What this task involves: Find the string "values" in the records. Copy every line it appears in.

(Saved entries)
START

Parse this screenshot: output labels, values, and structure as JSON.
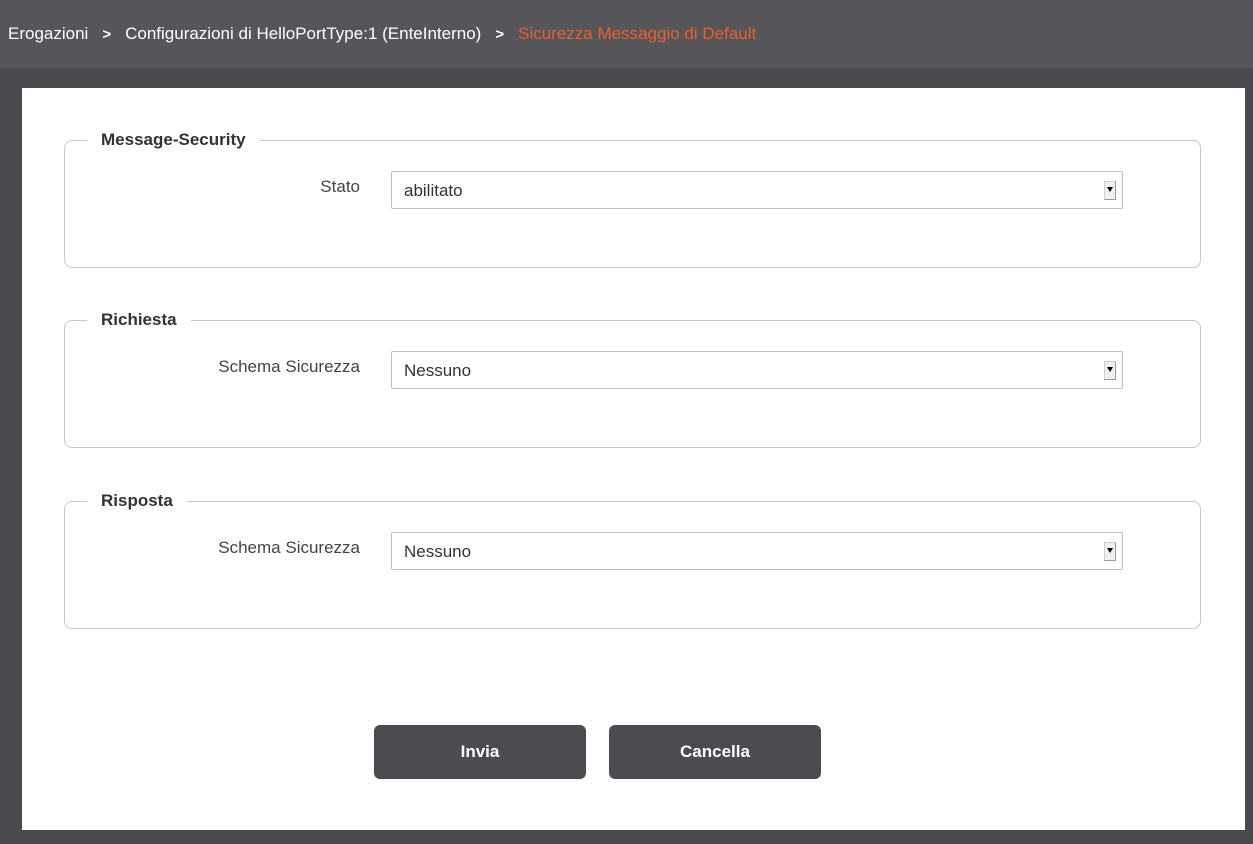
{
  "breadcrumb": {
    "item1": "Erogazioni",
    "item2": "Configurazioni di HelloPortType:1 (EnteInterno)",
    "current": "Sicurezza Messaggio di Default",
    "separator": ">"
  },
  "sections": {
    "message_security": {
      "legend": "Message-Security",
      "field_label": "Stato",
      "selected_value": "abilitato"
    },
    "richiesta": {
      "legend": "Richiesta",
      "field_label": "Schema Sicurezza",
      "selected_value": "Nessuno"
    },
    "risposta": {
      "legend": "Risposta",
      "field_label": "Schema Sicurezza",
      "selected_value": "Nessuno"
    }
  },
  "buttons": {
    "submit_label": "Invia",
    "cancel_label": "Cancella"
  },
  "colors": {
    "header_bg": "#55555a",
    "accent_current": "#e8602c",
    "button_bg": "#4b4b50"
  }
}
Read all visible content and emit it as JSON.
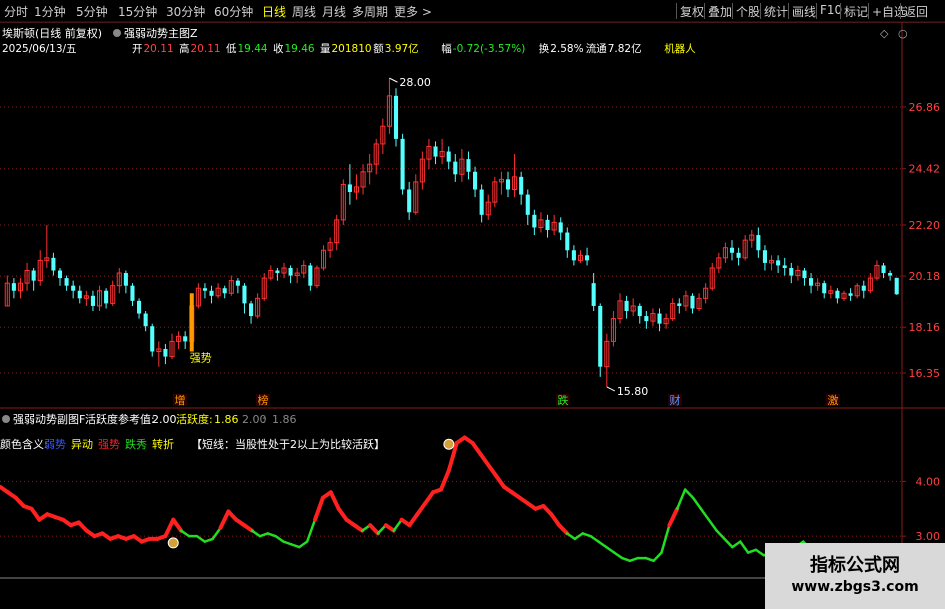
{
  "toolbar": {
    "periods": [
      "分时",
      "1分钟",
      "5分钟",
      "15分钟",
      "30分钟",
      "60分钟",
      "日线",
      "周线",
      "月线",
      "多周期",
      "更多"
    ],
    "active_period": "日线",
    "right_items": [
      "复权",
      "叠加",
      "个股",
      "统计",
      "画线",
      "F10",
      "标记",
      "+自选",
      "返回"
    ]
  },
  "info": {
    "title": "埃斯顿(日线 前复权)",
    "indicator_main": "强弱动势主图Z",
    "date": "2025/06/13/五",
    "open_label": "开",
    "open": "20.11",
    "high_label": "高",
    "high": "20.11",
    "low_label": "低",
    "low": "19.44",
    "close_label": "收",
    "close": "19.46",
    "vol_label": "量",
    "vol": "201810",
    "amt_label": "额",
    "amt": "3.97亿",
    "chg_label": "幅",
    "chg": "-0.72(-3.57%)",
    "turn_label": "换",
    "turn": "2.58%",
    "float_label": "流通",
    "float": "7.82亿",
    "concept": "机器人"
  },
  "price_axis": [
    "26.86",
    "24.42",
    "22.20",
    "20.18",
    "18.16",
    "16.35"
  ],
  "annotations": {
    "high_marker": "28.00",
    "low_marker": "15.80",
    "strong_label": "强势"
  },
  "event_labels": [
    "增",
    "榜",
    "跌",
    "财",
    "激"
  ],
  "sub": {
    "indicator_name": "强弱动势副图F",
    "ref_label": "活跃度参考值:",
    "ref_value": "2.00",
    "act_label": "活跃度:",
    "act_value": "1.86",
    "extra1": "2.00",
    "extra2": "1.86",
    "legend_title": "颜色含义:",
    "legend": [
      {
        "text": "弱势",
        "color": "#3355ff"
      },
      {
        "text": "异动",
        "color": "#ffff00"
      },
      {
        "text": "强势",
        "color": "#ff2020"
      },
      {
        "text": "跌秀",
        "color": "#22dd22"
      },
      {
        "text": "转折",
        "color": "#ffff00"
      }
    ],
    "note": "【短线：当股性处于2以上为比较活跃】",
    "axis": [
      "4.00",
      "3.00"
    ]
  },
  "colors": {
    "up": "#ff3232",
    "down": "#54ffff",
    "grid": "#8b1a1a",
    "axis_text": "#ff4040"
  },
  "watermark": {
    "title": "指标公式网",
    "url": "www.zbgs3.com"
  },
  "chart_data": {
    "type": "candlestick",
    "price_range": [
      15.8,
      28.0
    ],
    "candles": [
      [
        19.0,
        19.9,
        19.0,
        20.2
      ],
      [
        19.9,
        19.6,
        19.3,
        20.1
      ],
      [
        19.6,
        19.9,
        19.3,
        20.1
      ],
      [
        19.9,
        20.4,
        19.6,
        20.7
      ],
      [
        20.4,
        20.0,
        19.6,
        20.5
      ],
      [
        20.0,
        20.8,
        19.8,
        21.2
      ],
      [
        20.8,
        20.9,
        20.5,
        22.2
      ],
      [
        20.9,
        20.4,
        20.2,
        21.1
      ],
      [
        20.4,
        20.1,
        19.8,
        20.5
      ],
      [
        20.1,
        19.8,
        19.6,
        20.2
      ],
      [
        19.8,
        19.6,
        19.3,
        20.0
      ],
      [
        19.6,
        19.3,
        19.1,
        19.8
      ],
      [
        19.3,
        19.4,
        19.0,
        19.6
      ],
      [
        19.4,
        19.0,
        18.8,
        19.6
      ],
      [
        19.0,
        19.6,
        18.8,
        19.8
      ],
      [
        19.6,
        19.1,
        18.9,
        19.7
      ],
      [
        19.1,
        19.8,
        19.0,
        20.0
      ],
      [
        19.8,
        20.3,
        19.5,
        20.5
      ],
      [
        20.3,
        19.8,
        19.5,
        20.4
      ],
      [
        19.8,
        19.2,
        19.0,
        19.9
      ],
      [
        19.2,
        18.7,
        18.5,
        19.3
      ],
      [
        18.7,
        18.2,
        18.0,
        18.8
      ],
      [
        18.2,
        17.2,
        17.0,
        18.3
      ],
      [
        17.2,
        17.3,
        16.6,
        17.6
      ],
      [
        17.3,
        17.0,
        16.7,
        17.5
      ],
      [
        17.0,
        17.6,
        16.9,
        17.9
      ],
      [
        17.6,
        17.8,
        17.3,
        18.0
      ],
      [
        17.8,
        17.6,
        17.3,
        18.0
      ],
      [
        17.6,
        19.0,
        17.5,
        19.1
      ],
      [
        19.0,
        19.7,
        18.9,
        19.9
      ],
      [
        19.7,
        19.6,
        19.3,
        19.9
      ],
      [
        19.6,
        19.4,
        19.1,
        19.8
      ],
      [
        19.4,
        19.7,
        19.3,
        19.9
      ],
      [
        19.7,
        19.5,
        19.3,
        19.8
      ],
      [
        19.5,
        20.0,
        19.4,
        20.2
      ],
      [
        20.0,
        19.8,
        19.5,
        20.1
      ],
      [
        19.8,
        19.1,
        18.7,
        19.9
      ],
      [
        19.1,
        18.6,
        18.3,
        19.2
      ],
      [
        18.6,
        19.3,
        18.5,
        19.5
      ],
      [
        19.3,
        20.1,
        19.2,
        20.3
      ],
      [
        20.1,
        20.4,
        20.0,
        20.6
      ],
      [
        20.4,
        20.3,
        20.0,
        20.5
      ],
      [
        20.3,
        20.5,
        20.1,
        20.7
      ],
      [
        20.5,
        20.2,
        19.9,
        20.6
      ],
      [
        20.2,
        20.3,
        19.9,
        20.5
      ],
      [
        20.3,
        20.6,
        20.1,
        20.8
      ],
      [
        20.6,
        19.8,
        19.6,
        20.7
      ],
      [
        19.8,
        20.5,
        19.7,
        20.6
      ],
      [
        20.5,
        21.2,
        20.4,
        21.4
      ],
      [
        21.2,
        21.5,
        20.9,
        21.7
      ],
      [
        21.5,
        22.4,
        21.2,
        22.6
      ],
      [
        22.4,
        23.8,
        22.2,
        24.0
      ],
      [
        23.8,
        23.5,
        23.0,
        24.6
      ],
      [
        23.5,
        23.7,
        23.2,
        24.2
      ],
      [
        23.7,
        24.3,
        23.4,
        24.6
      ],
      [
        24.3,
        24.6,
        23.8,
        25.0
      ],
      [
        24.6,
        25.4,
        24.2,
        25.6
      ],
      [
        25.4,
        26.1,
        25.0,
        26.4
      ],
      [
        26.1,
        27.3,
        25.8,
        28.0
      ],
      [
        27.3,
        25.6,
        25.3,
        27.6
      ],
      [
        25.6,
        23.6,
        23.4,
        25.8
      ],
      [
        23.6,
        22.7,
        22.4,
        23.9
      ],
      [
        22.7,
        23.9,
        22.6,
        24.2
      ],
      [
        23.9,
        24.8,
        23.6,
        25.1
      ],
      [
        24.8,
        25.3,
        24.4,
        25.6
      ],
      [
        25.3,
        24.9,
        24.6,
        25.5
      ],
      [
        24.9,
        25.1,
        24.6,
        25.6
      ],
      [
        25.1,
        24.7,
        24.4,
        25.3
      ],
      [
        24.7,
        24.2,
        23.9,
        25.0
      ],
      [
        24.2,
        24.8,
        23.9,
        25.2
      ],
      [
        24.8,
        24.3,
        24.0,
        25.1
      ],
      [
        24.3,
        23.6,
        23.3,
        24.5
      ],
      [
        23.6,
        22.6,
        22.3,
        23.8
      ],
      [
        22.6,
        23.1,
        22.4,
        23.4
      ],
      [
        23.1,
        23.9,
        22.9,
        24.1
      ],
      [
        23.9,
        24.0,
        23.4,
        24.3
      ],
      [
        24.0,
        23.6,
        23.3,
        24.3
      ],
      [
        23.6,
        24.1,
        23.3,
        25.0
      ],
      [
        24.1,
        23.4,
        23.0,
        24.3
      ],
      [
        23.4,
        22.6,
        22.2,
        23.6
      ],
      [
        22.6,
        22.1,
        21.8,
        22.8
      ],
      [
        22.1,
        22.4,
        21.9,
        22.7
      ],
      [
        22.4,
        22.0,
        21.7,
        22.6
      ],
      [
        22.0,
        22.3,
        21.8,
        22.6
      ],
      [
        22.3,
        21.9,
        21.6,
        22.5
      ],
      [
        21.9,
        21.2,
        20.9,
        22.1
      ],
      [
        21.2,
        20.8,
        20.6,
        21.4
      ],
      [
        20.8,
        21.0,
        20.7,
        21.2
      ],
      [
        21.0,
        20.8,
        20.6,
        21.3
      ],
      [
        19.9,
        19.0,
        18.8,
        20.3
      ],
      [
        19.0,
        16.6,
        16.2,
        19.1
      ],
      [
        16.6,
        17.6,
        15.8,
        17.9
      ],
      [
        17.6,
        18.5,
        17.4,
        18.8
      ],
      [
        18.5,
        19.2,
        18.3,
        19.5
      ],
      [
        19.2,
        18.8,
        18.5,
        19.4
      ],
      [
        18.8,
        19.0,
        18.6,
        19.3
      ],
      [
        19.0,
        18.6,
        18.3,
        19.1
      ],
      [
        18.6,
        18.4,
        18.1,
        18.8
      ],
      [
        18.4,
        18.7,
        18.2,
        18.9
      ],
      [
        18.7,
        18.3,
        18.0,
        18.9
      ],
      [
        18.3,
        18.5,
        18.1,
        18.7
      ],
      [
        18.5,
        19.1,
        18.4,
        19.3
      ],
      [
        19.1,
        19.0,
        18.7,
        19.3
      ],
      [
        19.0,
        19.4,
        18.8,
        19.6
      ],
      [
        19.4,
        18.9,
        18.7,
        19.5
      ],
      [
        18.9,
        19.3,
        18.8,
        19.5
      ],
      [
        19.3,
        19.7,
        19.1,
        19.9
      ],
      [
        19.7,
        20.5,
        19.6,
        20.7
      ],
      [
        20.5,
        20.9,
        20.3,
        21.1
      ],
      [
        20.9,
        21.3,
        20.7,
        21.5
      ],
      [
        21.3,
        21.1,
        20.8,
        21.6
      ],
      [
        21.1,
        20.9,
        20.6,
        21.3
      ],
      [
        20.9,
        21.6,
        20.8,
        21.8
      ],
      [
        21.6,
        21.8,
        21.3,
        22.0
      ],
      [
        21.8,
        21.2,
        20.9,
        22.1
      ],
      [
        21.2,
        20.7,
        20.4,
        21.4
      ],
      [
        20.7,
        20.8,
        20.4,
        21.0
      ],
      [
        20.8,
        20.6,
        20.3,
        21.0
      ],
      [
        20.6,
        20.5,
        20.2,
        20.9
      ],
      [
        20.5,
        20.2,
        19.9,
        20.7
      ],
      [
        20.2,
        20.4,
        20.0,
        20.6
      ],
      [
        20.4,
        20.1,
        19.8,
        20.5
      ],
      [
        20.1,
        19.8,
        19.5,
        20.3
      ],
      [
        19.8,
        19.9,
        19.6,
        20.1
      ],
      [
        19.9,
        19.5,
        19.3,
        20.0
      ],
      [
        19.5,
        19.6,
        19.3,
        19.8
      ],
      [
        19.6,
        19.3,
        19.1,
        19.7
      ],
      [
        19.3,
        19.5,
        19.2,
        19.6
      ],
      [
        19.5,
        19.4,
        19.2,
        19.7
      ],
      [
        19.4,
        19.8,
        19.3,
        19.9
      ],
      [
        19.8,
        19.6,
        19.3,
        20.0
      ],
      [
        19.6,
        20.1,
        19.5,
        20.3
      ],
      [
        20.1,
        20.6,
        20.0,
        20.8
      ],
      [
        20.6,
        20.3,
        20.1,
        20.7
      ],
      [
        20.3,
        20.2,
        20.0,
        20.4
      ],
      [
        20.11,
        19.46,
        19.44,
        20.11
      ]
    ],
    "oscillator": {
      "range": [
        2.2,
        4.9
      ],
      "values": [
        3.9,
        3.8,
        3.7,
        3.55,
        3.5,
        3.3,
        3.4,
        3.35,
        3.3,
        3.2,
        3.25,
        3.1,
        3.0,
        3.05,
        2.95,
        3.0,
        2.95,
        3.0,
        2.9,
        2.95,
        2.95,
        3.0,
        3.3,
        3.1,
        3.0,
        3.0,
        2.9,
        2.95,
        3.15,
        3.45,
        3.3,
        3.2,
        3.1,
        3.0,
        3.05,
        3.0,
        2.9,
        2.85,
        2.8,
        2.9,
        3.3,
        3.7,
        3.8,
        3.5,
        3.3,
        3.2,
        3.1,
        3.2,
        3.05,
        3.2,
        3.1,
        3.3,
        3.2,
        3.4,
        3.6,
        3.8,
        3.85,
        4.2,
        4.7,
        4.8,
        4.7,
        4.5,
        4.3,
        4.1,
        3.9,
        3.8,
        3.7,
        3.6,
        3.5,
        3.55,
        3.4,
        3.2,
        3.05,
        2.95,
        3.05,
        3.0,
        2.9,
        2.8,
        2.7,
        2.6,
        2.55,
        2.6,
        2.6,
        2.55,
        2.7,
        3.2,
        3.5,
        3.85,
        3.7,
        3.5,
        3.3,
        3.1,
        2.95,
        2.8,
        2.9,
        2.7,
        2.75,
        2.65,
        2.7,
        2.6,
        2.7,
        2.8,
        2.9,
        2.75,
        2.6,
        2.65,
        2.55,
        2.5,
        2.7,
        2.75,
        2.6,
        2.45,
        2.35
      ]
    }
  }
}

END

Solution below:
Parse this screenshot: output labels, values, and structure as JSON.
      "values": [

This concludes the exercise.